The task >> List each line of the data that holds the word "bottom".

(Entries from a visual dataset)
-------------------------

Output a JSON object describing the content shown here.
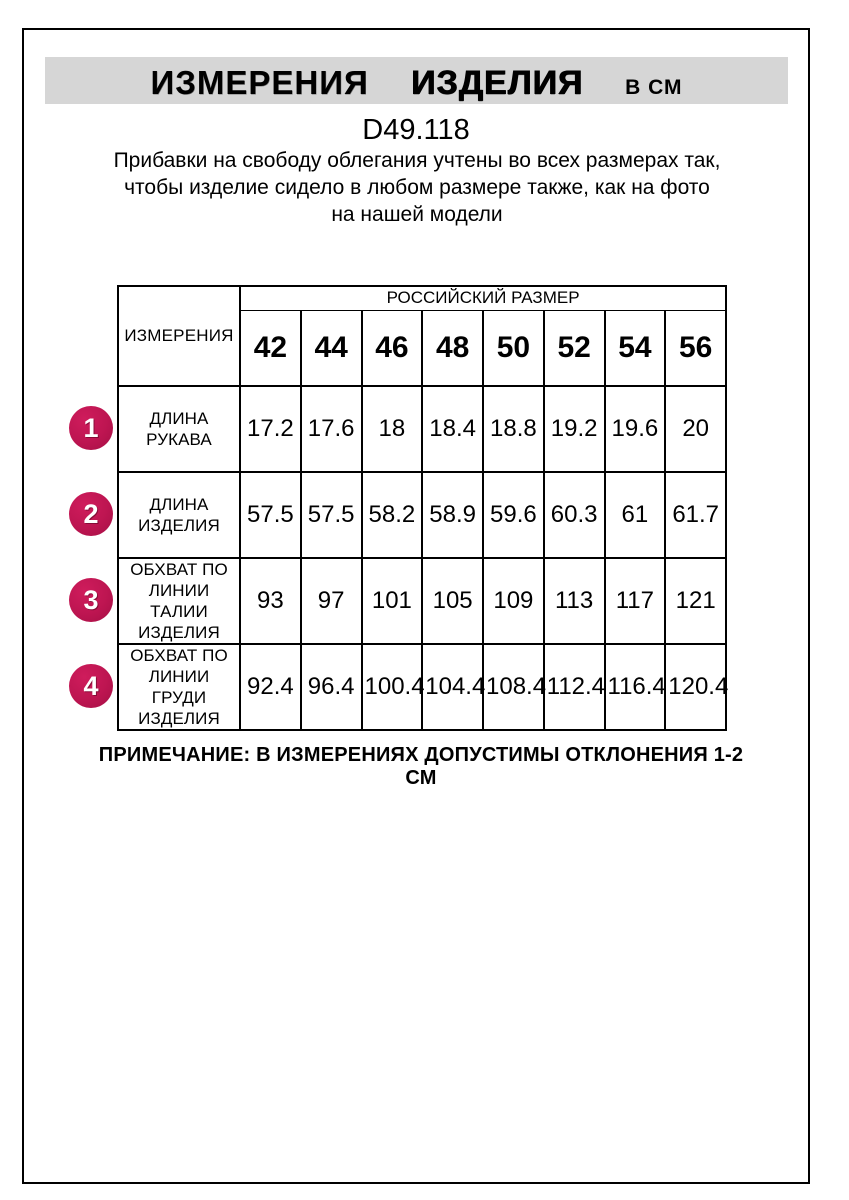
{
  "header": {
    "title_word1": "ИЗМЕРЕНИЯ",
    "title_word2": "ИЗДЕЛИЯ",
    "unit_label": "В СМ",
    "model_code": "D49.118",
    "description": "Прибавки на свободу облегания учтены во всех размерах так, чтобы изделие сидело в любом размере также, как на фото на нашей модели"
  },
  "colors": {
    "badge_accent": "#bd1551",
    "banner_bg": "#d6d6d6",
    "border": "#000000"
  },
  "table": {
    "corner_header": "ИЗМЕРЕНИЯ",
    "group_header": "РОССИЙСКИЙ РАЗМЕР",
    "sizes": [
      "42",
      "44",
      "46",
      "48",
      "50",
      "52",
      "54",
      "56"
    ],
    "rows": [
      {
        "num": "1",
        "label": "ДЛИНА РУКАВА",
        "values": [
          "17.2",
          "17.6",
          "18",
          "18.4",
          "18.8",
          "19.2",
          "19.6",
          "20"
        ]
      },
      {
        "num": "2",
        "label": "ДЛИНА ИЗДЕЛИЯ",
        "values": [
          "57.5",
          "57.5",
          "58.2",
          "58.9",
          "59.6",
          "60.3",
          "61",
          "61.7"
        ]
      },
      {
        "num": "3",
        "label": "ОБХВАТ ПО ЛИНИИ ТАЛИИ ИЗДЕЛИЯ",
        "values": [
          "93",
          "97",
          "101",
          "105",
          "109",
          "113",
          "117",
          "121"
        ]
      },
      {
        "num": "4",
        "label": "ОБХВАТ ПО ЛИНИИ ГРУДИ ИЗДЕЛИЯ",
        "values": [
          "92.4",
          "96.4",
          "100.4",
          "104.4",
          "108.4",
          "112.4",
          "116.4",
          "120.4"
        ]
      }
    ]
  },
  "note": "ПРИМЕЧАНИЕ: В ИЗМЕРЕНИЯХ ДОПУСТИМЫ ОТКЛОНЕНИЯ 1-2 СМ"
}
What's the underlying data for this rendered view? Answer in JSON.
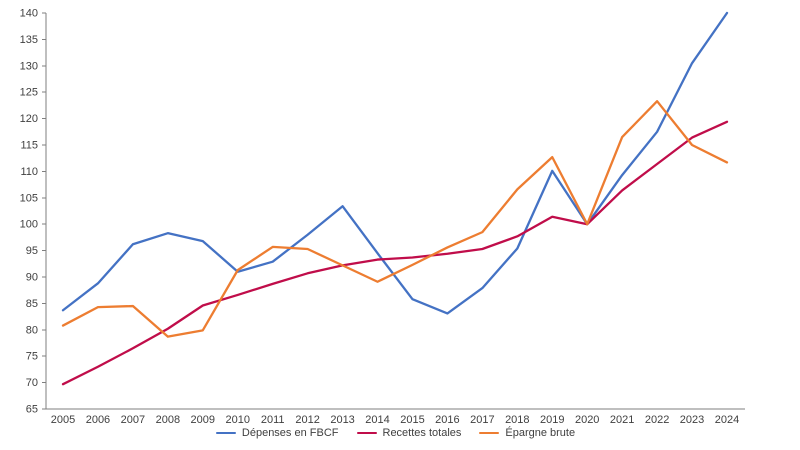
{
  "chart_data": {
    "type": "line",
    "title": "",
    "xlabel": "",
    "ylabel": "",
    "x": [
      2005,
      2006,
      2007,
      2008,
      2009,
      2010,
      2011,
      2012,
      2013,
      2014,
      2015,
      2016,
      2017,
      2018,
      2019,
      2020,
      2021,
      2022,
      2023,
      2024
    ],
    "series": [
      {
        "name": "Dépenses en FBCF",
        "color": "#4472C4",
        "values": [
          83.7,
          88.8,
          96.2,
          98.3,
          96.8,
          91.0,
          92.9,
          98.0,
          103.4,
          94.5,
          85.8,
          83.1,
          87.9,
          95.4,
          110.1,
          100.0,
          109.3,
          117.5,
          130.5,
          140.0
        ]
      },
      {
        "name": "Recettes totales",
        "color": "#C00D4A",
        "values": [
          69.7,
          73.0,
          76.5,
          80.2,
          84.6,
          86.6,
          88.7,
          90.7,
          92.2,
          93.3,
          93.7,
          94.4,
          95.3,
          97.7,
          101.4,
          100.0,
          106.4,
          111.4,
          116.4,
          119.4
        ]
      },
      {
        "name": "Épargne brute",
        "color": "#ED7D31",
        "values": [
          80.8,
          84.3,
          84.5,
          78.7,
          79.9,
          91.3,
          95.7,
          95.3,
          92.2,
          89.1,
          92.3,
          95.6,
          98.5,
          106.6,
          112.7,
          100.0,
          116.5,
          123.3,
          115.0,
          111.7
        ]
      }
    ],
    "ylim": [
      65,
      140
    ],
    "ytick_step": 5,
    "grid": false,
    "legend_position": "bottom-center",
    "axis_color": "#7F7F7F",
    "text_color": "#404040"
  }
}
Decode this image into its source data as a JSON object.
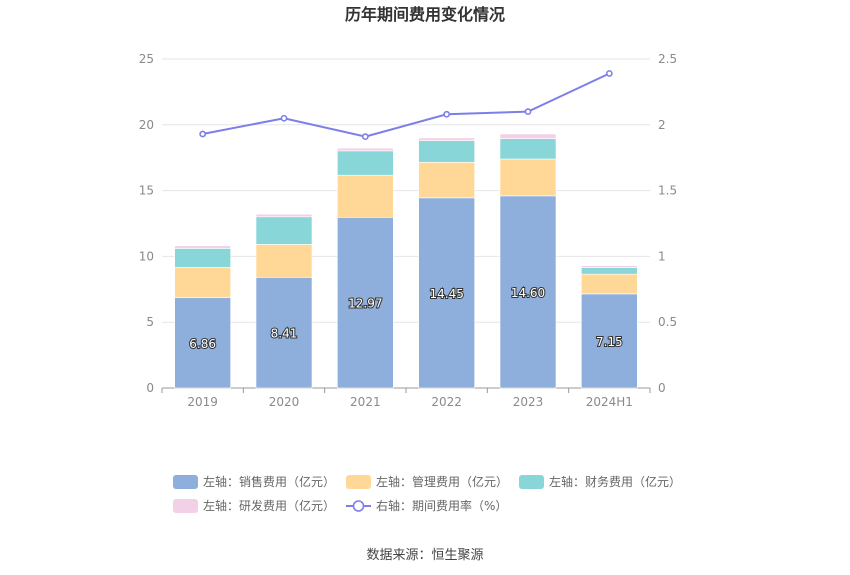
{
  "chart_data": {
    "type": "bar",
    "stacked": true,
    "title": "历年期间费用变化情况",
    "source": "数据来源：恒生聚源",
    "categories": [
      "2019",
      "2020",
      "2021",
      "2022",
      "2023",
      "2024H1"
    ],
    "y_left": {
      "ylim": [
        0,
        25
      ],
      "ticks": [
        "0",
        "5",
        "10",
        "15",
        "20",
        "25"
      ]
    },
    "y_right": {
      "ylim": [
        0,
        2.5
      ],
      "ticks": [
        "0",
        "0.5",
        "1",
        "1.5",
        "2",
        "2.5"
      ]
    },
    "grid": true,
    "legend_position": "bottom",
    "series": [
      {
        "name": "左轴：销售费用（亿元）",
        "type": "bar",
        "axis": "left",
        "color": "#8eaedc",
        "values": [
          6.86,
          8.41,
          12.97,
          14.45,
          14.6,
          7.15
        ],
        "labels": [
          "6.86",
          "8.41",
          "12.97",
          "14.45",
          "14.60",
          "7.15"
        ]
      },
      {
        "name": "左轴：管理费用（亿元）",
        "type": "bar",
        "axis": "left",
        "color": "#ffd898",
        "values": [
          2.3,
          2.5,
          3.2,
          2.7,
          2.8,
          1.5
        ]
      },
      {
        "name": "左轴：财务费用（亿元）",
        "type": "bar",
        "axis": "left",
        "color": "#88d6d8",
        "values": [
          1.45,
          2.1,
          1.85,
          1.65,
          1.55,
          0.5
        ]
      },
      {
        "name": "左轴：研发费用（亿元）",
        "type": "bar",
        "axis": "left",
        "color": "#f2d0e6",
        "values": [
          0.2,
          0.2,
          0.2,
          0.2,
          0.35,
          0.15
        ]
      },
      {
        "name": "右轴：期间费用率（%）",
        "type": "line",
        "axis": "right",
        "color": "#7b7fe8",
        "values": [
          1.93,
          2.05,
          1.91,
          2.08,
          2.1,
          2.39
        ]
      }
    ]
  }
}
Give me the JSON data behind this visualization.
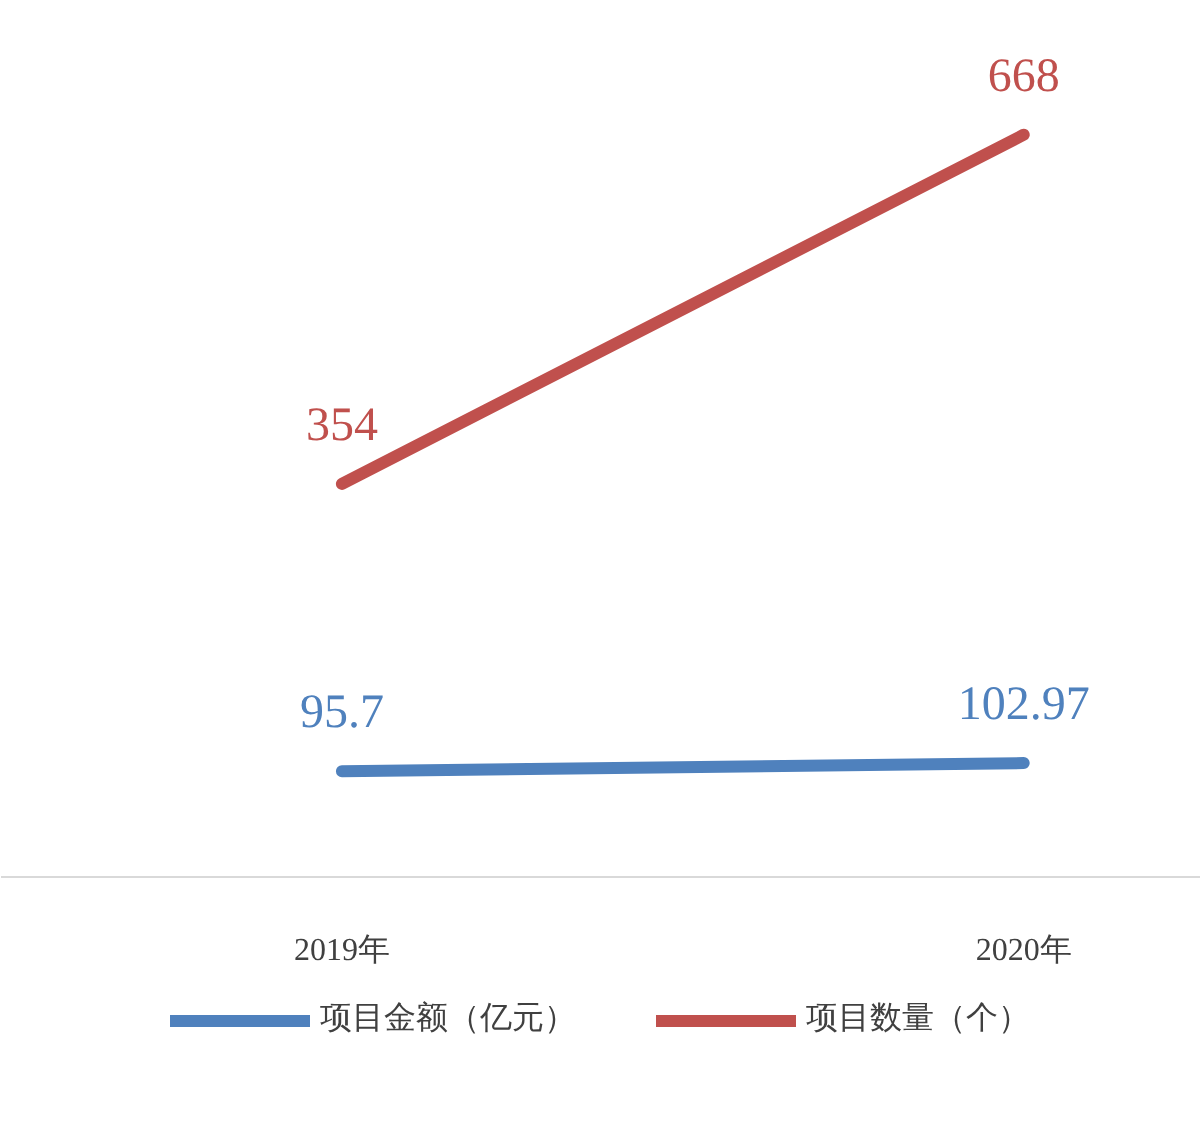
{
  "chart_data": {
    "type": "line",
    "categories": [
      "2019年",
      "2020年"
    ],
    "series": [
      {
        "name": "项目金额（亿元）",
        "color": "#4f81bd",
        "values": [
          95.7,
          102.97
        ]
      },
      {
        "name": "项目数量（个）",
        "color": "#c0504d",
        "values": [
          354,
          668
        ]
      }
    ],
    "data_labels": true,
    "legend": "bottom",
    "grid": false,
    "marker": "none",
    "line_style": "solid"
  }
}
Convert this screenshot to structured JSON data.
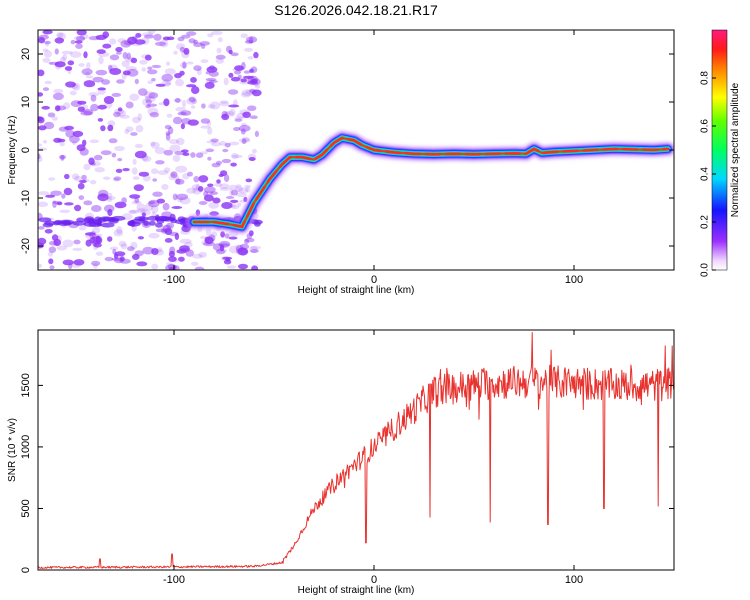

-------------------------

Completed task >>
    "legend_position": "bottom-center",
    "legend_position": "bottom",
    "legend": "bottom",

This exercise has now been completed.